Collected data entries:
=======

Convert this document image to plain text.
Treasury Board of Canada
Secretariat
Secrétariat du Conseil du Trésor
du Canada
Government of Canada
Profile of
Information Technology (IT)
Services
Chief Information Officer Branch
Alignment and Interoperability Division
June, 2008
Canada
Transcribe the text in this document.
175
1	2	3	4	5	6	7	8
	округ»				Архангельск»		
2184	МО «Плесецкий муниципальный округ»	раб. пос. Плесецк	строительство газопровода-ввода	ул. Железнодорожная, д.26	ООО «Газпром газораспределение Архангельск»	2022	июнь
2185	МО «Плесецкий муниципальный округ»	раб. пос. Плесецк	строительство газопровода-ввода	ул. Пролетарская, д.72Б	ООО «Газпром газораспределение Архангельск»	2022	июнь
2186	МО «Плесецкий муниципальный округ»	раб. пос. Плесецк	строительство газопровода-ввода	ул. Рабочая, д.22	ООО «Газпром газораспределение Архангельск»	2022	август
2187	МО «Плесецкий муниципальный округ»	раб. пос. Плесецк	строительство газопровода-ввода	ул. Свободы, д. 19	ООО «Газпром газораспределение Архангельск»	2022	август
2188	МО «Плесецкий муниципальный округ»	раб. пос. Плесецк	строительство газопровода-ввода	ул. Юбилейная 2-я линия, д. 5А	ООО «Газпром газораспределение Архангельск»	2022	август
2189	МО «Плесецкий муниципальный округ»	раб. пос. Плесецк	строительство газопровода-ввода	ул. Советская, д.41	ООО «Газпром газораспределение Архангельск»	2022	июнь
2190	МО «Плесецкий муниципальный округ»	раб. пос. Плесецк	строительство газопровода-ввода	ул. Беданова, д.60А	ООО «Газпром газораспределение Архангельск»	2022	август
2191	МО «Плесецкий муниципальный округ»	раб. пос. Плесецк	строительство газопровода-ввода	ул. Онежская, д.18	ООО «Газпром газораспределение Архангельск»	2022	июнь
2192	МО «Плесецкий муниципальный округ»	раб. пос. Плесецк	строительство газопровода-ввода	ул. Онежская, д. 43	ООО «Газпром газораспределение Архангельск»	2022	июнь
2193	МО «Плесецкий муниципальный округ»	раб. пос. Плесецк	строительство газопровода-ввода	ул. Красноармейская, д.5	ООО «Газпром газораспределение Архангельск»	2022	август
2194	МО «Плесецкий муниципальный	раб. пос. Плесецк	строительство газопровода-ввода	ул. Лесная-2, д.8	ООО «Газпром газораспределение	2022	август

=======

#### WHAT IS REQUIRED:
Write out the records above again, keeping each one identical to the original.

#### CORRECT OUTPUT:
Convert this document image to plain text.
Treasury Board of Canada
Secretariat
Secrétariat du Conseil du Trésor
du Canada
Government of Canada
Profile of
Information Technology (IT)
Services
Chief Information Officer Branch
Alignment and Interoperability Division
June, 2008
Canada
Transcribe the text in this document.
175
1	2	3	4	5	6	7	8
	округ»				Архангельск»		
2184	МО «Плесецкий муниципальный округ»	раб. пос. Плесецк	строительство газопровода-ввода	ул. Железнодорожная, д.26	ООО «Газпром газораспределение Архангельск»	2022	июнь
2185	МО «Плесецкий муниципальный округ»	раб. пос. Плесецк	строительство газопровода-ввода	ул. Пролетарская, д.72Б	ООО «Газпром газораспределение Архангельск»	2022	июнь
2186	МО «Плесецкий муниципальный округ»	раб. пос. Плесецк	строительство газопровода-ввода	ул. Рабочая, д.22	ООО «Газпром газораспределение Архангельск»	2022	август
2187	МО «Плесецкий муниципальный округ»	раб. пос. Плесецк	строительство газопровода-ввода	ул. Свободы, д. 19	ООО «Газпром газораспределение Архангельск»	2022	август
2188	МО «Плесецкий муниципальный округ»	раб. пос. Плесецк	строительство газопровода-ввода	ул. Юбилейная 2-я линия, д. 5А	ООО «Газпром газораспределение Архангельск»	2022	август
2189	МО «Плесецкий муниципальный округ»	раб. пос. Плесецк	строительство газопровода-ввода	ул. Советская, д.41	ООО «Газпром газораспределение Архангельск»	2022	июнь
2190	МО «Плесецкий муниципальный округ»	раб. пос. Плесецк	строительство газопровода-ввода	ул. Беданова, д.60А	ООО «Газпром газораспределение Архангельск»	2022	август
2191	МО «Плесецкий муниципальный округ»	раб. пос. Плесецк	строительство газопровода-ввода	ул. Онежская, д.18	ООО «Газпром газораспределение Архангельск»	2022	июнь
2192	МО «Плесецкий муниципальный округ»	раб. пос. Плесецк	строительство газопровода-ввода	ул. Онежская, д. 43	ООО «Газпром газораспределение Архангельск»	2022	июнь
2193	МО «Плесецкий муниципальный округ»	раб. пос. Плесецк	строительство газопровода-ввода	ул. Красноармейская, д.5	ООО «Газпром газораспределение Архангельск»	2022	август
2194	МО «Плесецкий муниципальный	раб. пос. Плесецк	строительство газопровода-ввода	ул. Лесная-2, д.8	ООО «Газпром газораспределение	2022	август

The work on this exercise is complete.